Given instruction
Restate, word for word, every line of the data.

========

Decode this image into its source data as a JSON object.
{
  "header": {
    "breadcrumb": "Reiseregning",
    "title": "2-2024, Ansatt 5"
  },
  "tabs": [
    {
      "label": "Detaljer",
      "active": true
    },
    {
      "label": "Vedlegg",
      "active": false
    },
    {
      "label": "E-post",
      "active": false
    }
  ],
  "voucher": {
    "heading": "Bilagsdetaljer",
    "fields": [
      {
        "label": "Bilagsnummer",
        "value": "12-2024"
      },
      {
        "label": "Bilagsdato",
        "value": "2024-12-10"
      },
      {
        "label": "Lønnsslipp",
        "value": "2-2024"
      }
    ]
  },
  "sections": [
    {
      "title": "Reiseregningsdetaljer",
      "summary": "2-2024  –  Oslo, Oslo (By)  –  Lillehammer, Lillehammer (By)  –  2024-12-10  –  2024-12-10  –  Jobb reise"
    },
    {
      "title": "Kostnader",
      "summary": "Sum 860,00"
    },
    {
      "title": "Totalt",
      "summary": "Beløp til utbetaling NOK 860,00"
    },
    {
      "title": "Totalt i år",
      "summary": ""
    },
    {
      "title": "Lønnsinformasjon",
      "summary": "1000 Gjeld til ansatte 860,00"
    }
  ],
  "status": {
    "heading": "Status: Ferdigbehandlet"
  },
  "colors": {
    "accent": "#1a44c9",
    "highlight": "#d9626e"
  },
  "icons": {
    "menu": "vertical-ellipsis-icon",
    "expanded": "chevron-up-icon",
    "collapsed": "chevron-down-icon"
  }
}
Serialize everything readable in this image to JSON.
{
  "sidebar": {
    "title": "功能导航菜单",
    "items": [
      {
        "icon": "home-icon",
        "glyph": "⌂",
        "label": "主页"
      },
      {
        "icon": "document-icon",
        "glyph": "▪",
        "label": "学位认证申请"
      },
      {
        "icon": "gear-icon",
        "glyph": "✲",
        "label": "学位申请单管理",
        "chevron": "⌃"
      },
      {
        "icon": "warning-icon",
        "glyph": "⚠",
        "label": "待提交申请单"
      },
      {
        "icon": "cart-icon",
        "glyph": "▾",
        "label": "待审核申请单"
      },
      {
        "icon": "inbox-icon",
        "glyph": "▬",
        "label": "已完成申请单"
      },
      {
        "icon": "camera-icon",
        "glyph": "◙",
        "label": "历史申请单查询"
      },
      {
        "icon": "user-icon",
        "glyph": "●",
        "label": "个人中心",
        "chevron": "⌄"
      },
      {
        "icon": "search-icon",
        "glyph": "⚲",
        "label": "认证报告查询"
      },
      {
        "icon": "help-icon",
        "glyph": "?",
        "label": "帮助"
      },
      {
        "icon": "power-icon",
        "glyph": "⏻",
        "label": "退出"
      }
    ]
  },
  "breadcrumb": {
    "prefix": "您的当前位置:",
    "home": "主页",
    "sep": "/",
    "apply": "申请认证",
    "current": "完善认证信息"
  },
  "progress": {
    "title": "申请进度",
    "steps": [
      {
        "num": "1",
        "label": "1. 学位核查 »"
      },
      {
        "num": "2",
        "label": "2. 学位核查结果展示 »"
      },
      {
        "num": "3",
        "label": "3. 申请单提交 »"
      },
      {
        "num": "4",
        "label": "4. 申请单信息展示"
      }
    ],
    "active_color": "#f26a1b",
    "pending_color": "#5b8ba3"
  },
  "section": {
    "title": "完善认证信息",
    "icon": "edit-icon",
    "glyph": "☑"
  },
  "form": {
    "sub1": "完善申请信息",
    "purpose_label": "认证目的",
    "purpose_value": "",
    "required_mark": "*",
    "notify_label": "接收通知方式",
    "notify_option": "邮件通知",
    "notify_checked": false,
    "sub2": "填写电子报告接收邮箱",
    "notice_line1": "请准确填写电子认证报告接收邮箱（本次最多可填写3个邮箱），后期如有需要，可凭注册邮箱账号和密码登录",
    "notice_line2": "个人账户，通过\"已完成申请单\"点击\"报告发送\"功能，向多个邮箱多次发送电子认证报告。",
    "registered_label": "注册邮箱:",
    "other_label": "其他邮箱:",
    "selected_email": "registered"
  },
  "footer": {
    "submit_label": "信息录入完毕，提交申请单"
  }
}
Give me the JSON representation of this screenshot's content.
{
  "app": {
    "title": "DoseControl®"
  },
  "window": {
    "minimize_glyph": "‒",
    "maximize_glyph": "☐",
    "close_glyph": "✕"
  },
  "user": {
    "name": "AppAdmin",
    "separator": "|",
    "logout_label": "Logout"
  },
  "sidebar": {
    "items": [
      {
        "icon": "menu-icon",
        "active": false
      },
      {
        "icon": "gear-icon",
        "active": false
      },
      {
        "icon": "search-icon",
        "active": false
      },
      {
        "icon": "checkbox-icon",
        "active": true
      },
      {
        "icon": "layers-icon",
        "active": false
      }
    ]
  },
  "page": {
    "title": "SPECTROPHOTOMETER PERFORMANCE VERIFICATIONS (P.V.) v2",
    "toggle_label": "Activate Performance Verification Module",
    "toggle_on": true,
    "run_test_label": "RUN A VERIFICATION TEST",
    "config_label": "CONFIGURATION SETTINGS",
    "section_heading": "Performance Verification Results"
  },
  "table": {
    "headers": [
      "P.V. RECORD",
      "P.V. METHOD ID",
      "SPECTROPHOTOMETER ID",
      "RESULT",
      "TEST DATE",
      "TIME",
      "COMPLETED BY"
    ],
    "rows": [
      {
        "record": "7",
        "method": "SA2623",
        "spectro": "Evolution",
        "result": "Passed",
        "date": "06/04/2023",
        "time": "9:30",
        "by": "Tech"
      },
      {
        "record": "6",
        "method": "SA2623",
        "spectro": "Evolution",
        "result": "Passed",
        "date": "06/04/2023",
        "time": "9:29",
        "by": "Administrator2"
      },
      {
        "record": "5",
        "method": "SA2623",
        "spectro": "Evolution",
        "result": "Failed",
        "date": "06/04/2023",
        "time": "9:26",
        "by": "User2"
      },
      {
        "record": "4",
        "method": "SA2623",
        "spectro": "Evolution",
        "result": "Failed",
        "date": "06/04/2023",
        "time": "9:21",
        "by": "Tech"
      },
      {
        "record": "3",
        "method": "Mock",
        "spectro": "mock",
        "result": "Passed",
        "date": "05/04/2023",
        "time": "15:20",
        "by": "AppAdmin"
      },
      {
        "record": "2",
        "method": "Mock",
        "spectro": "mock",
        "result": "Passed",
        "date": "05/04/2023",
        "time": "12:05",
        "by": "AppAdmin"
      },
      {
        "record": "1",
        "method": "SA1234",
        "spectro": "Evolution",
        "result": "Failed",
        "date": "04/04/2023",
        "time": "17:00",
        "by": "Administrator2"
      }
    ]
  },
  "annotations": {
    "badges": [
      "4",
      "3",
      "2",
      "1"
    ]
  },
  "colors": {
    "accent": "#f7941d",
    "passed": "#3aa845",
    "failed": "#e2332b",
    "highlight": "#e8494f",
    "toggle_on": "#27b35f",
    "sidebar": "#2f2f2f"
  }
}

========

Answer for the task
Decode this image into its source data as a JSON object.
{
  "header": {
    "breadcrumb": "Reiseregning",
    "title": "2-2024, Ansatt 5"
  },
  "tabs": [
    {
      "label": "Detaljer",
      "active": true
    },
    {
      "label": "Vedlegg",
      "active": false
    },
    {
      "label": "E-post",
      "active": false
    }
  ],
  "voucher": {
    "heading": "Bilagsdetaljer",
    "fields": [
      {
        "label": "Bilagsnummer",
        "value": "12-2024"
      },
      {
        "label": "Bilagsdato",
        "value": "2024-12-10"
      },
      {
        "label": "Lønnsslipp",
        "value": "2-2024"
      }
    ]
  },
  "sections": [
    {
      "title": "Reiseregningsdetaljer",
      "summary": "2-2024  –  Oslo, Oslo (By)  –  Lillehammer, Lillehammer (By)  –  2024-12-10  –  2024-12-10  –  Jobb reise"
    },
    {
      "title": "Kostnader",
      "summary": "Sum 860,00"
    },
    {
      "title": "Totalt",
      "summary": "Beløp til utbetaling NOK 860,00"
    },
    {
      "title": "Totalt i år",
      "summary": ""
    },
    {
      "title": "Lønnsinformasjon",
      "summary": "1000 Gjeld til ansatte 860,00"
    }
  ],
  "status": {
    "heading": "Status: Ferdigbehandlet"
  },
  "colors": {
    "accent": "#1a44c9",
    "highlight": "#d9626e"
  },
  "icons": {
    "menu": "vertical-ellipsis-icon",
    "expanded": "chevron-up-icon",
    "collapsed": "chevron-down-icon"
  }
}
Serialize everything readable in this image to JSON.
{
  "sidebar": {
    "title": "功能导航菜单",
    "items": [
      {
        "icon": "home-icon",
        "glyph": "⌂",
        "label": "主页"
      },
      {
        "icon": "document-icon",
        "glyph": "▪",
        "label": "学位认证申请"
      },
      {
        "icon": "gear-icon",
        "glyph": "✲",
        "label": "学位申请单管理",
        "chevron": "⌃"
      },
      {
        "icon": "warning-icon",
        "glyph": "⚠",
        "label": "待提交申请单"
      },
      {
        "icon": "cart-icon",
        "glyph": "▾",
        "label": "待审核申请单"
      },
      {
        "icon": "inbox-icon",
        "glyph": "▬",
        "label": "已完成申请单"
      },
      {
        "icon": "camera-icon",
        "glyph": "◙",
        "label": "历史申请单查询"
      },
      {
        "icon": "user-icon",
        "glyph": "●",
        "label": "个人中心",
        "chevron": "⌄"
      },
      {
        "icon": "search-icon",
        "glyph": "⚲",
        "label": "认证报告查询"
      },
      {
        "icon": "help-icon",
        "glyph": "?",
        "label": "帮助"
      },
      {
        "icon": "power-icon",
        "glyph": "⏻",
        "label": "退出"
      }
    ]
  },
  "breadcrumb": {
    "prefix": "您的当前位置:",
    "home": "主页",
    "sep": "/",
    "apply": "申请认证",
    "current": "完善认证信息"
  },
  "progress": {
    "title": "申请进度",
    "steps": [
      {
        "num": "1",
        "label": "1. 学位核查 »"
      },
      {
        "num": "2",
        "label": "2. 学位核查结果展示 »"
      },
      {
        "num": "3",
        "label": "3. 申请单提交 »"
      },
      {
        "num": "4",
        "label": "4. 申请单信息展示"
      }
    ],
    "active_color": "#f26a1b",
    "pending_color": "#5b8ba3"
  },
  "section": {
    "title": "完善认证信息",
    "icon": "edit-icon",
    "glyph": "☑"
  },
  "form": {
    "sub1": "完善申请信息",
    "purpose_label": "认证目的",
    "purpose_value": "",
    "required_mark": "*",
    "notify_label": "接收通知方式",
    "notify_option": "邮件通知",
    "notify_checked": false,
    "sub2": "填写电子报告接收邮箱",
    "notice_line1": "请准确填写电子认证报告接收邮箱（本次最多可填写3个邮箱），后期如有需要，可凭注册邮箱账号和密码登录",
    "notice_line2": "个人账户，通过\"已完成申请单\"点击\"报告发送\"功能，向多个邮箱多次发送电子认证报告。",
    "registered_label": "注册邮箱:",
    "other_label": "其他邮箱:",
    "selected_email": "registered"
  },
  "footer": {
    "submit_label": "信息录入完毕，提交申请单"
  }
}
Give me the JSON representation of this screenshot's content.
{
  "app": {
    "title": "DoseControl®"
  },
  "window": {
    "minimize_glyph": "‒",
    "maximize_glyph": "☐",
    "close_glyph": "✕"
  },
  "user": {
    "name": "AppAdmin",
    "separator": "|",
    "logout_label": "Logout"
  },
  "sidebar": {
    "items": [
      {
        "icon": "menu-icon",
        "active": false
      },
      {
        "icon": "gear-icon",
        "active": false
      },
      {
        "icon": "search-icon",
        "active": false
      },
      {
        "icon": "checkbox-icon",
        "active": true
      },
      {
        "icon": "layers-icon",
        "active": false
      }
    ]
  },
  "page": {
    "title": "SPECTROPHOTOMETER PERFORMANCE VERIFICATIONS (P.V.) v2",
    "toggle_label": "Activate Performance Verification Module",
    "toggle_on": true,
    "run_test_label": "RUN A VERIFICATION TEST",
    "config_label": "CONFIGURATION SETTINGS",
    "section_heading": "Performance Verification Results"
  },
  "table": {
    "headers": [
      "P.V. RECORD",
      "P.V. METHOD ID",
      "SPECTROPHOTOMETER ID",
      "RESULT",
      "TEST DATE",
      "TIME",
      "COMPLETED BY"
    ],
    "rows": [
      {
        "record": "7",
        "method": "SA2623",
        "spectro": "Evolution",
        "result": "Passed",
        "date": "06/04/2023",
        "time": "9:30",
        "by": "Tech"
      },
      {
        "record": "6",
        "method": "SA2623",
        "spectro": "Evolution",
        "result": "Passed",
        "date": "06/04/2023",
        "time": "9:29",
        "by": "Administrator2"
      },
      {
        "record": "5",
        "method": "SA2623",
        "spectro": "Evolution",
        "result": "Failed",
        "date": "06/04/2023",
        "time": "9:26",
        "by": "User2"
      },
      {
        "record": "4",
        "method": "SA2623",
        "spectro": "Evolution",
        "result": "Failed",
        "date": "06/04/2023",
        "time": "9:21",
        "by": "Tech"
      },
      {
        "record": "3",
        "method": "Mock",
        "spectro": "mock",
        "result": "Passed",
        "date": "05/04/2023",
        "time": "15:20",
        "by": "AppAdmin"
      },
      {
        "record": "2",
        "method": "Mock",
        "spectro": "mock",
        "result": "Passed",
        "date": "05/04/2023",
        "time": "12:05",
        "by": "AppAdmin"
      },
      {
        "record": "1",
        "method": "SA1234",
        "spectro": "Evolution",
        "result": "Failed",
        "date": "04/04/2023",
        "time": "17:00",
        "by": "Administrator2"
      }
    ]
  },
  "annotations": {
    "badges": [
      "4",
      "3",
      "2",
      "1"
    ]
  },
  "colors": {
    "accent": "#f7941d",
    "passed": "#3aa845",
    "failed": "#e2332b",
    "highlight": "#e8494f",
    "toggle_on": "#27b35f",
    "sidebar": "#2f2f2f"
  }
}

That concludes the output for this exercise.